REQUIREMENT:
Leave out the pictures and repeat exactly the lines from the one containing "Type out the text in this image." through the end of the records.

#### PROVIDED RECORDS ####

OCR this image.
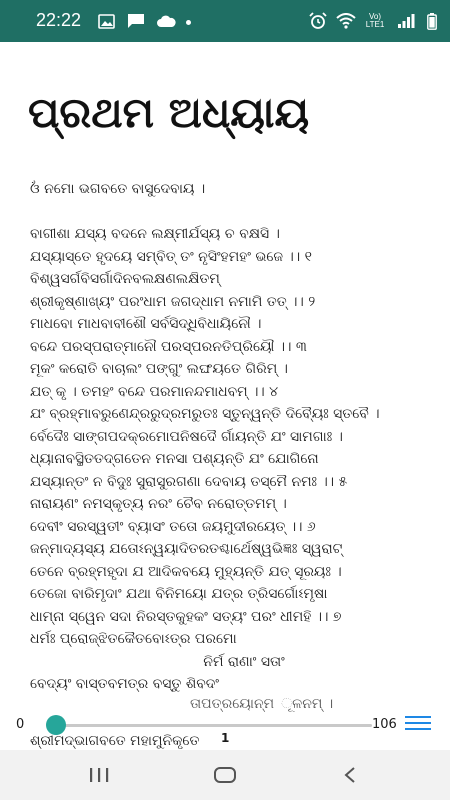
22:22	Vo)
LTE1
ପ୍ରଥମ ଅଧ୍ୟାୟ
ଓଁ ନମୋ ଭଗବତେ ବାସୁଦେବାୟ ।
ବାଗୀଶା ଯସ୍ୟ ବଦନେ ଲକ୍ଷ୍ମୀର୍ଯସ୍ୟ ଚ ବକ୍ଷସି ।
ଯସ୍ୟାସ୍ତେ ହୃଦୟେ ସମ୍ବିତ୍ ତଂ ନୃସିଂହମହଂ ଭଜେ ।। ୧
ବିଶ୍ୱସର୍ଗବିସର୍ଗାଦିନବଲକ୍ଷଣଲକ୍ଷିତମ୍
ଶ୍ରୀକୃଷ୍ଣାଖ୍ୟଂ ପରଂଧାମ ଜଗଦ୍ଧାମ ନମାମି ତତ୍ ।। ୨
ମାଧବୋ ମାଧବାବୀଶୌ ସର୍ବସିଦ୍ଧିବିଧାୟିନୌ ।
ବନ୍ଦେ ପରସ୍ପରାତ୍ମାନୌ ପରସ୍ପରନତିପ୍ରିୟୌ ।। ୩
ମୂକଂ କରୋତି ବାଚାଲଂ ପଙ୍ଗୁଂ ଲଙ୍ଘୟତେ ଗିରିମ୍ ।
ଯତ୍ କୃ । ତମହଂ ବନ୍ଦେ ପରମାନନ୍ଦମାଧବମ୍ ।। ୪
ଯଂ ବ୍ରହ୍ମାବରୁଣେନ୍ଦ୍ରରୁଦ୍ରମରୁତଃ ସ୍ତୁନ୍ୱନ୍ତି ଦିବ୍ୟୈଃ ସ୍ତବୈ ।
ର୍ବେଦୈଃ ସାଙ୍ଗପଦକ୍ରମୋପନିଷଦୈ ର୍ଗାୟନ୍ତି ଯଂ ସାମଗାଃ ।
ଧ୍ୟାନାବସ୍ଥିତତଦ୍ଗତେନ ମନସା ପଶ୍ୟନ୍ତି ଯଂ ଯୋଗିନୋ
ଯସ୍ୟାନ୍ତଂ ନ ବିଦୁଃ ସୁରାସୁରଗଣା ଦେବାୟ ତସ୍ମୈ ନମଃ ।। ୫
ନାରାୟଣଂ ନମସ୍କୃତ୍ୟ ନରଂ ଚୈବ ନରୋତ୍ତମମ୍ ।
ଦେବୀଂ ସରସ୍ୱତୀଂ ବ୍ୟାସଂ ତତୋ ଜୟମୁଦୀରୟେତ୍ ।। ୬
ଜନ୍ମାଦ୍ୟସ୍ୟ ଯତୋଽନ୍ୱୟାଦିତରତଶ୍ଚାର୍ଥେଷ୍ୱଭିଜ୍ଞଃ ସ୍ୱରାଟ୍
ତେନେ ବ୍ରହ୍ମହୃଦା ଯ ଆଦିକବୟେ ମୁହ୍ୟନ୍ତି ଯତ୍ ସୂରୟଃ ।
ତେଜୋ ବାରିମୃଦାଂ ଯଥା ବିନିମୟୋ ଯତ୍ର ତ୍ରିସର୍ଗୋଽମୃଷା
ଧାମ୍ନା ସ୍ୱେନ ସଦା ନିରସ୍ତକୁହକଂ ସତ୍ୟଂ ପରଂ ଧୀମହି ।। ୭
ଧର୍ମଃ ପ୍ରୋଜ୍ଝିତକୈତବୋଽତ୍ର ପରମୋ
ନିର୍ମ ରାଣାଂ ସତାଂ
ବେଦ୍ୟଂ ବାସ୍ତବମତ୍ର ବସ୍ତୁ ଶିବଦଂ
ତାପତ୍ରୟୋନ୍ମ ୂଳନମ୍ ।
0
1
106
ଶ୍ରୀମଦ୍ଭାଗବତେ ମହାମୁନିକୃତେ
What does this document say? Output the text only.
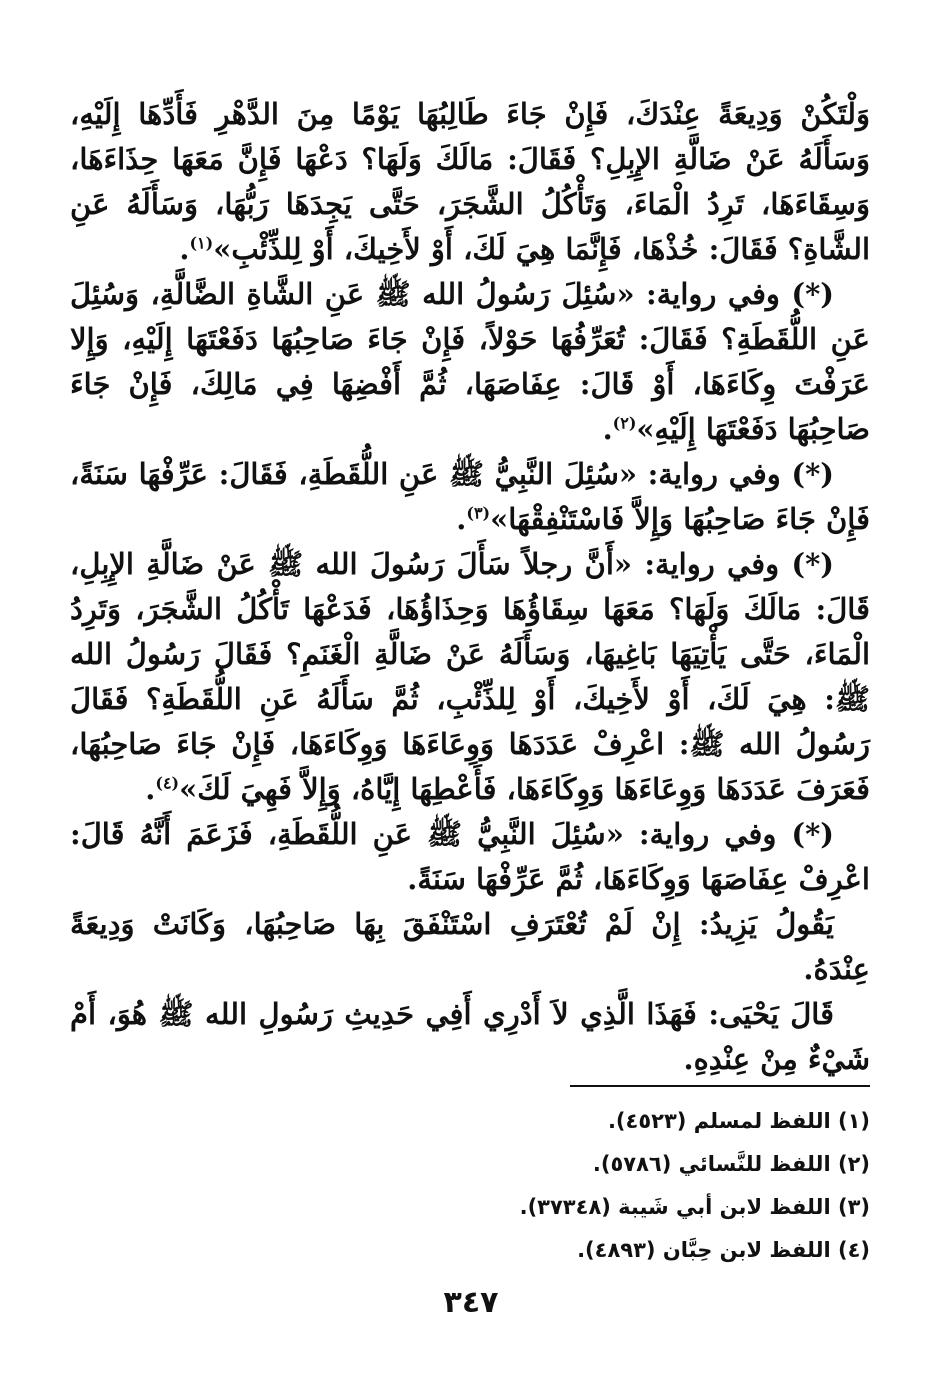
وَلْتَكُنْ وَدِيعَةً عِنْدَكَ، فَإِنْ جَاءَ طَالِبُهَا يَوْمًا مِنَ الدَّهْرِ فَأَدِّهَا إِلَيْهِ، وَسَأَلَهُ عَنْ ضَالَّةِ الإِبِلِ؟ فَقَالَ: مَالَكَ وَلَهَا؟ دَعْهَا فَإِنَّ مَعَهَا حِذَاءَهَا، وَسِقَاءَهَا، تَرِدُ الْمَاءَ، وَتَأْكُلُ الشَّجَرَ، حَتَّى يَجِدَهَا رَبُّهَا، وَسَأَلَهُ عَنِ الشَّاةِ؟ فَقَالَ: خُذْهَا، فَإِنَّمَا هِيَ لَكَ، أَوْ لأَخِيكَ، أَوْ لِلذِّئْبِ»$^{(١)}$.

(*) وفي رواية: «سُئِلَ رَسُولُ الله ﷺ عَنِ الشَّاةِ الضَّالَّةِ، وَسُئِلَ عَنِ اللُّقَطَةِ؟ فَقَالَ: تُعَرِّفُهَا حَوْلاً، فَإِنْ جَاءَ صَاحِبُهَا دَفَعْتَهَا إِلَيْهِ، وَإِلا عَرَفْتَ وِكَاءَهَا، أَوْ قَالَ: عِفَاصَهَا، ثُمَّ أَفْضِهَا فِي مَالِكَ، فَإِنْ جَاءَ صَاحِبُهَا دَفَعْتَهَا إِلَيْهِ»$^{(٢)}$.

(*) وفي رواية: «سُئِلَ النَّبِيُّ ﷺ عَنِ اللُّقَطَةِ، فَقَالَ: عَرِّفْهَا سَنَةً، فَإِنْ جَاءَ صَاحِبُهَا وَإِلاَّ فَاسْتَنْفِقْهَا»$^{(٣)}$.

(*) وفي رواية: «أَنَّ رجلاً سَأَلَ رَسُولَ الله ﷺ عَنْ ضَالَّةِ الإِبِلِ، قَالَ: مَالَكَ وَلَهَا؟ مَعَهَا سِقَاؤُهَا وَحِذَاؤُهَا، فَدَعْهَا تَأْكُلُ الشَّجَرَ، وَتَرِدُ الْمَاءَ، حَتَّى يَأْتِيَهَا بَاغِيهَا، وَسَأَلَهُ عَنْ ضَالَّةِ الْغَنَمِ؟ فَقَالَ رَسُولُ الله ﷺ: هِيَ لَكَ، أَوْ لأَخِيكَ، أَوْ لِلذِّئْبِ، ثُمَّ سَأَلَهُ عَنِ اللُّقَطَةِ؟ فَقَالَ رَسُولُ الله ﷺ: اعْرِفْ عَدَدَهَا وَوِعَاءَهَا وَوِكَاءَهَا، فَإِنْ جَاءَ صَاحِبُهَا، فَعَرَفَ عَدَدَهَا وَوِعَاءَهَا وَوِكَاءَهَا، فَأَعْطِهَا إِيَّاهُ، وَإِلاَّ فَهِيَ لَكَ»$^{(٤)}$.

(*) وفي رواية: «سُئِلَ النَّبِيُّ ﷺ عَنِ اللُّقَطَةِ، فَزَعَمَ أَنَّهُ قَالَ: اعْرِفْ عِفَاصَهَا وَوِكَاءَهَا، ثُمَّ عَرِّفْهَا سَنَةً.

يَقُولُ يَزِيدُ: إِنْ لَمْ تُعْتَرَفِ اسْتَنْفَقَ بِهَا صَاحِبُهَا، وَكَانَتْ وَدِيعَةً عِنْدَهُ.

قَالَ يَحْيَى: فَهَذَا الَّذِي لاَ أَدْرِي أَفِي حَدِيثِ رَسُولِ الله ﷺ هُوَ، أَمْ شَيْءٌ مِنْ عِنْدِهِ.

(١) اللفظ لمسلم (٤٥٢٣).

(٢) اللفظ للنَّسائي (٥٧٨٦).

(٣) اللفظ لابن أبي شَيبة (٣٧٣٤٨).

(٤) اللفظ لابن حِبَّان (٤٨٩٣).

٣٤٧
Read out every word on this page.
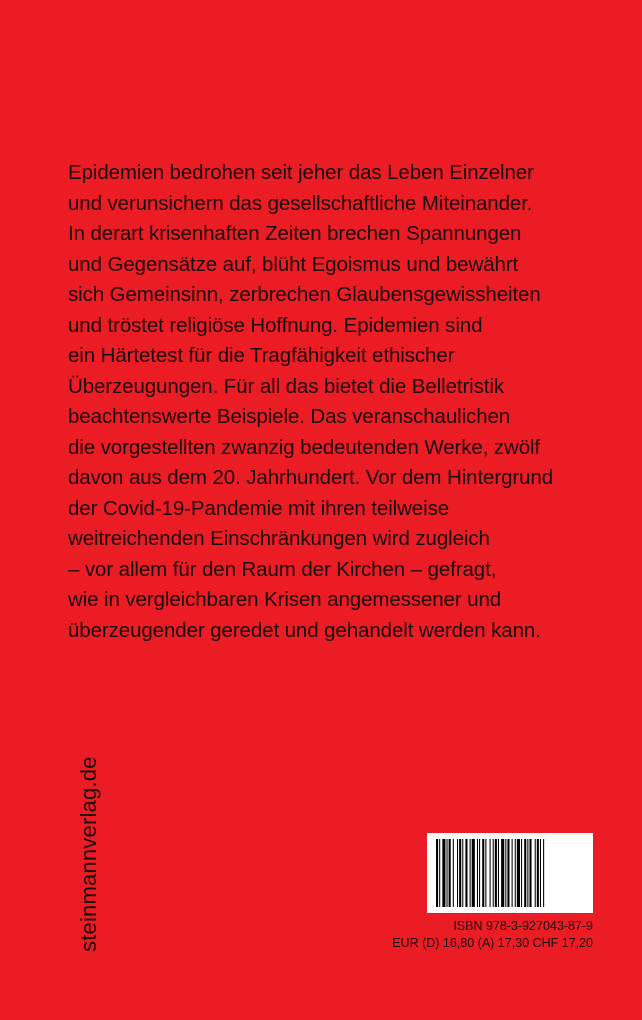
Epidemien bedrohen seit jeher das Leben Einzelner
und verunsichern das gesellschaftliche Miteinander.
In derart krisenhaften Zeiten brechen Spannungen
und Gegensätze auf, blüht Egoismus und bewährt
sich Gemeinsinn, zerbrechen Glaubensgewissheiten
und tröstet religiöse Hoffnung. Epidemien sind
ein Härtetest für die Tragfähigkeit ethischer
Überzeugungen. Für all das bietet die Belletristik
beachtenswerte Beispiele. Das veranschaulichen
die vorgestellten zwanzig bedeutenden Werke, zwölf
davon aus dem 20. Jahrhundert. Vor dem Hintergrund
der Covid-19-Pandemie mit ihren teilweise
weitreichenden Einschränkungen wird zugleich
– vor allem für den Raum der Kirchen – gefragt,
wie in vergleichbaren Krisen angemessener und
überzeugender geredet und gehandelt werden kann.
steinmannverlag.de	ISBN 978-3-927043-87-9
EUR (D) 16,80 (A) 17,30 CHF 17,20
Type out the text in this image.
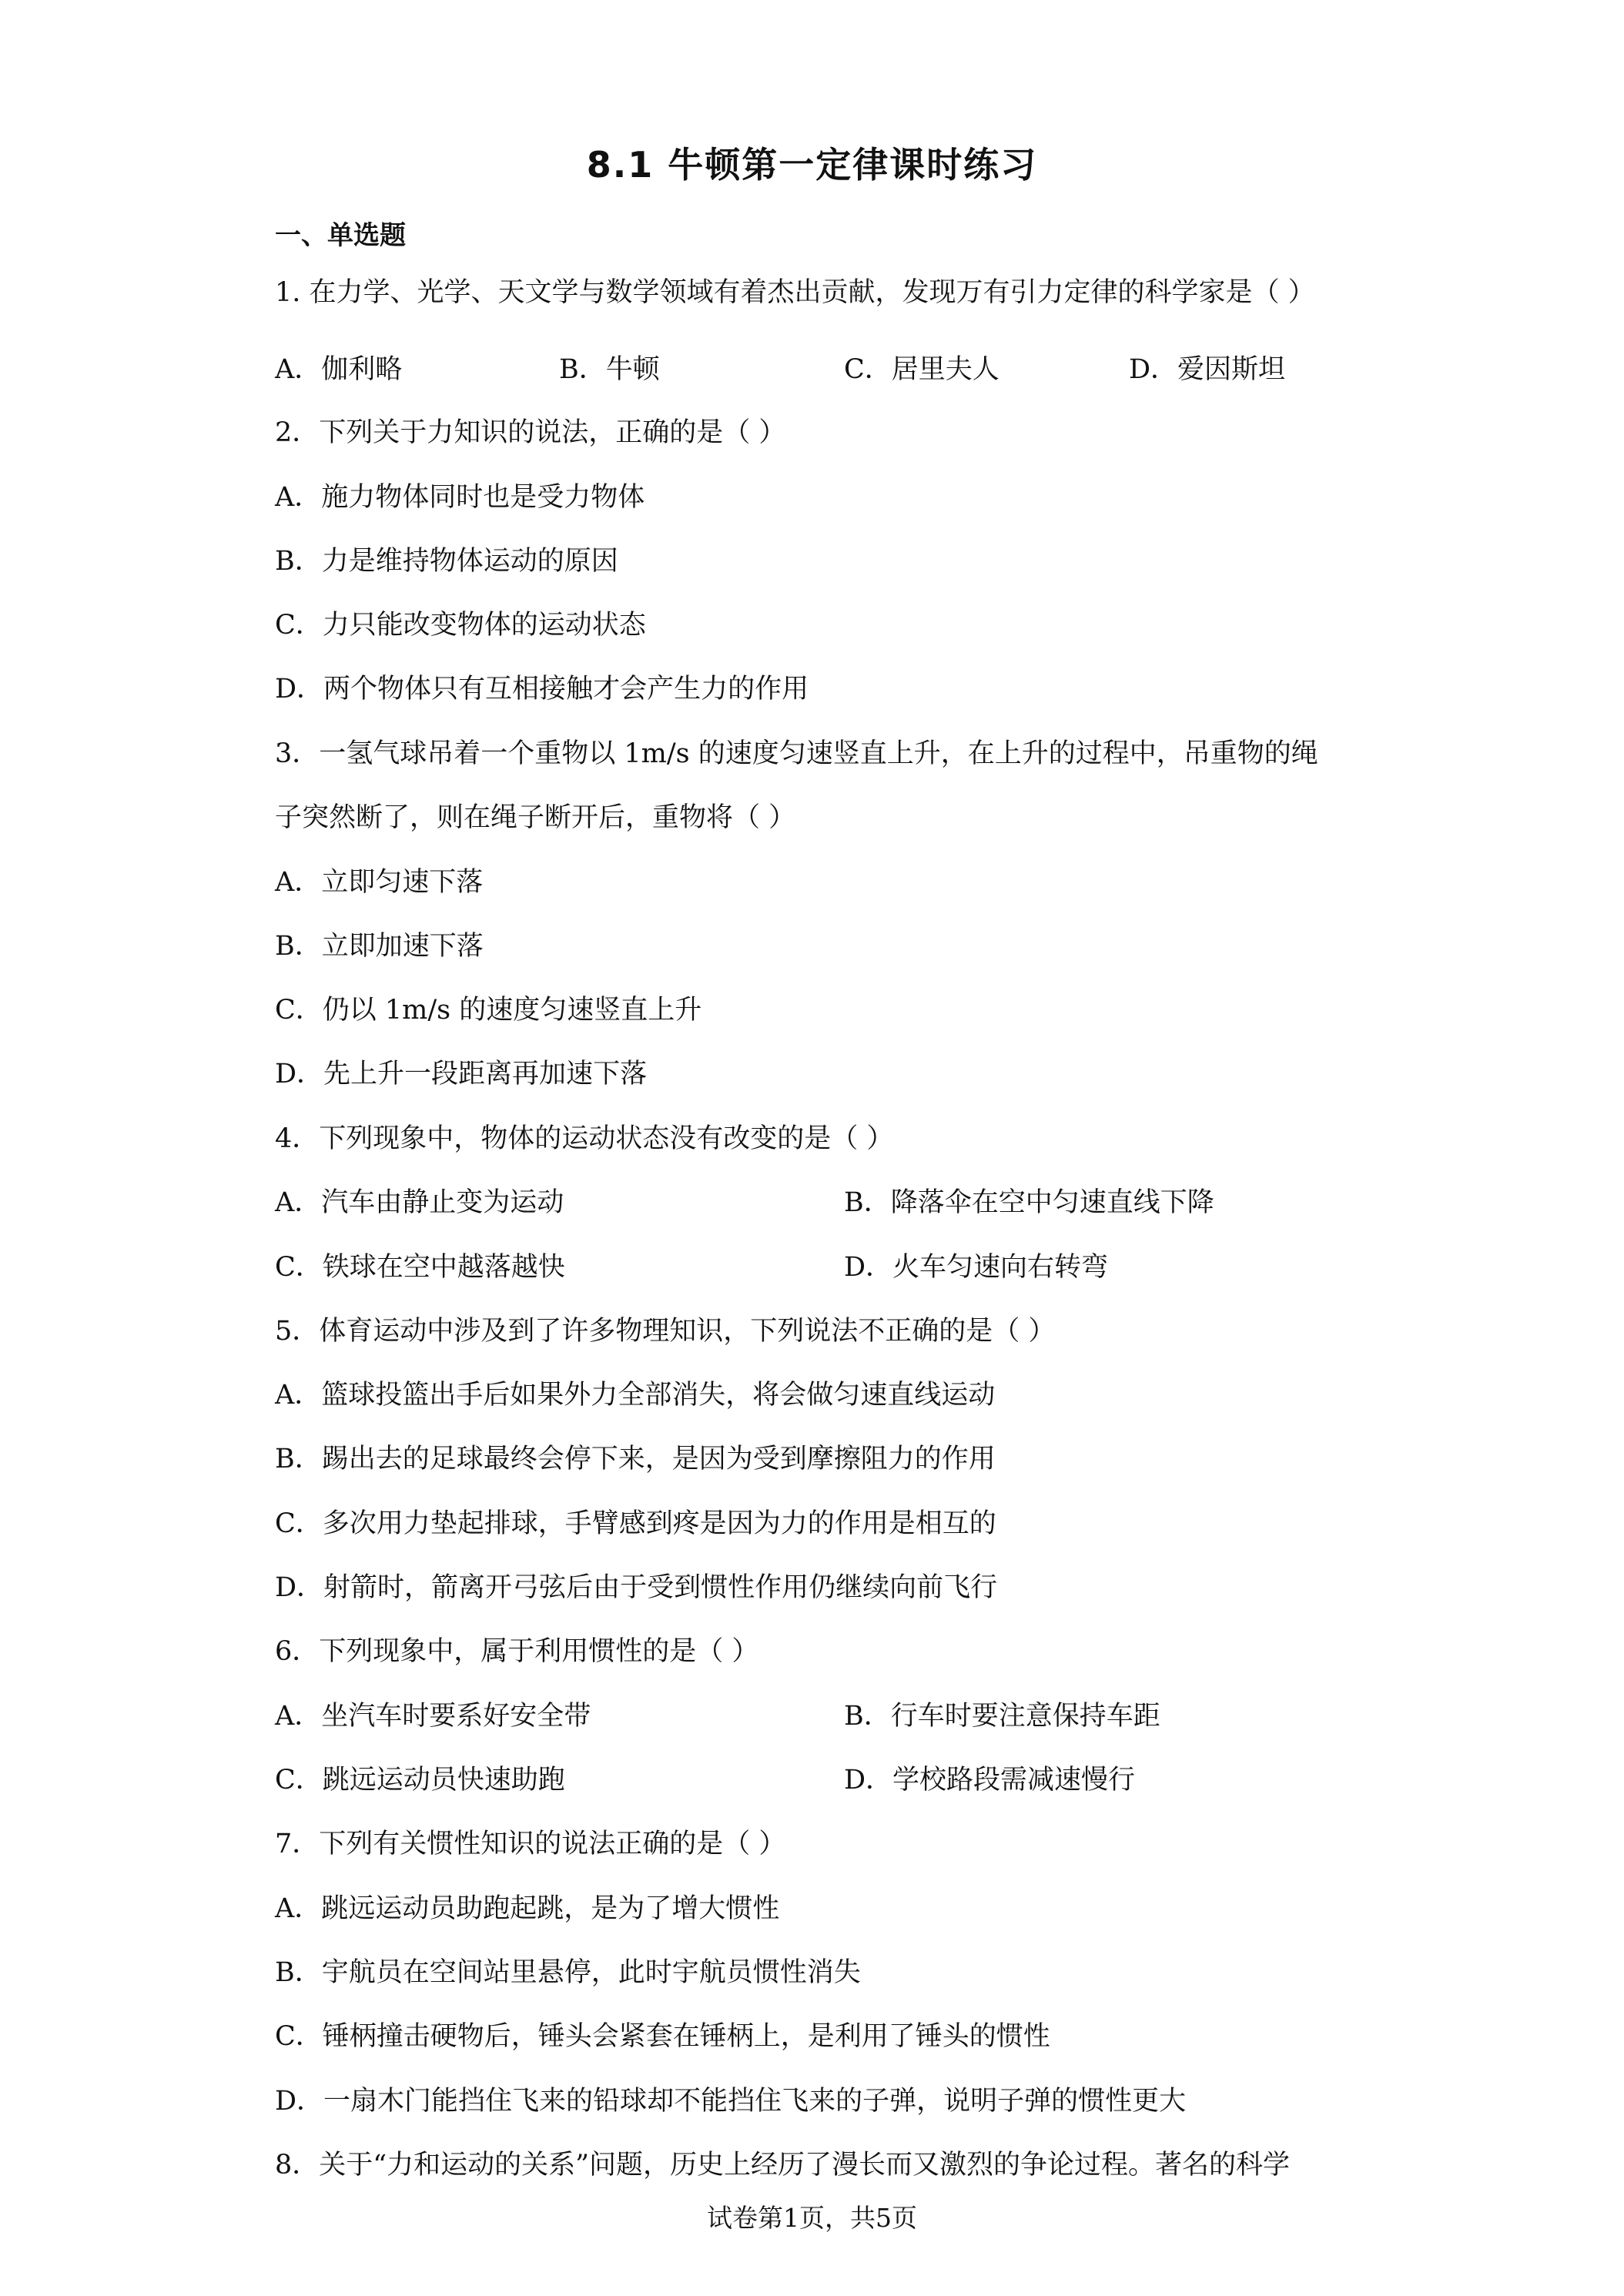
8.1 牛顿第一定律课时练习
一、单选题
1. 在力学、光学、天文学与数学领域有着杰出贡献，发现万有引力定律的科学家是（ ）
A．伽利略	B．牛顿	C．居里夫人	D．爱因斯坦
2．下列关于力知识的说法，正确的是（ ）
A．施力物体同时也是受力物体
B．力是维持物体运动的原因
C．力只能改变物体的运动状态
D．两个物体只有互相接触才会产生力的作用
3．一氢气球吊着一个重物以 1m/s 的速度匀速竖直上升，在上升的过程中，吊重物的绳
子突然断了，则在绳子断开后，重物将（ ）
A．立即匀速下落
B．立即加速下落
C．仍以 1m/s 的速度匀速竖直上升
D．先上升一段距离再加速下落
4．下列现象中，物体的运动状态没有改变的是（ ）
A．汽车由静止变为运动	B．降落伞在空中匀速直线下降
C．铁球在空中越落越快	D．火车匀速向右转弯
5．体育运动中涉及到了许多物理知识，下列说法不正确的是（ ）
A．篮球投篮出手后如果外力全部消失，将会做匀速直线运动
B．踢出去的足球最终会停下来，是因为受到摩擦阻力的作用
C．多次用力垫起排球，手臂感到疼是因为力的作用是相互的
D．射箭时，箭离开弓弦后由于受到惯性作用仍继续向前飞行
6．下列现象中，属于利用惯性的是（ ）
A．坐汽车时要系好安全带	B．行车时要注意保持车距
C．跳远运动员快速助跑	D．学校路段需减速慢行
7．下列有关惯性知识的说法正确的是（ ）
A．跳远运动员助跑起跳，是为了增大惯性
B．宇航员在空间站里悬停，此时宇航员惯性消失
C．锤柄撞击硬物后，锤头会紧套在锤柄上，是利用了锤头的惯性
D．一扇木门能挡住飞来的铅球却不能挡住飞来的子弹，说明子弹的惯性更大
8．关于“力和运动的关系”问题，历史上经历了漫长而又激烈的争论过程。著名的科学
试卷第1页，共5页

####

OUTPUT OF THE TASK:
Type out the text in this image.
8.1 牛顿第一定律课时练习
一、单选题
1. 在力学、光学、天文学与数学领域有着杰出贡献，发现万有引力定律的科学家是（ ）
A．伽利略	B．牛顿	C．居里夫人	D．爱因斯坦
2．下列关于力知识的说法，正确的是（ ）
A．施力物体同时也是受力物体
B．力是维持物体运动的原因
C．力只能改变物体的运动状态
D．两个物体只有互相接触才会产生力的作用
3．一氢气球吊着一个重物以 1m/s 的速度匀速竖直上升，在上升的过程中，吊重物的绳
子突然断了，则在绳子断开后，重物将（ ）
A．立即匀速下落
B．立即加速下落
C．仍以 1m/s 的速度匀速竖直上升
D．先上升一段距离再加速下落
4．下列现象中，物体的运动状态没有改变的是（ ）
A．汽车由静止变为运动	B．降落伞在空中匀速直线下降
C．铁球在空中越落越快	D．火车匀速向右转弯
5．体育运动中涉及到了许多物理知识，下列说法不正确的是（ ）
A．篮球投篮出手后如果外力全部消失，将会做匀速直线运动
B．踢出去的足球最终会停下来，是因为受到摩擦阻力的作用
C．多次用力垫起排球，手臂感到疼是因为力的作用是相互的
D．射箭时，箭离开弓弦后由于受到惯性作用仍继续向前飞行
6．下列现象中，属于利用惯性的是（ ）
A．坐汽车时要系好安全带	B．行车时要注意保持车距
C．跳远运动员快速助跑	D．学校路段需减速慢行
7．下列有关惯性知识的说法正确的是（ ）
A．跳远运动员助跑起跳，是为了增大惯性
B．宇航员在空间站里悬停，此时宇航员惯性消失
C．锤柄撞击硬物后，锤头会紧套在锤柄上，是利用了锤头的惯性
D．一扇木门能挡住飞来的铅球却不能挡住飞来的子弹，说明子弹的惯性更大
8．关于“力和运动的关系”问题，历史上经历了漫长而又激烈的争论过程。著名的科学
试卷第1页，共5页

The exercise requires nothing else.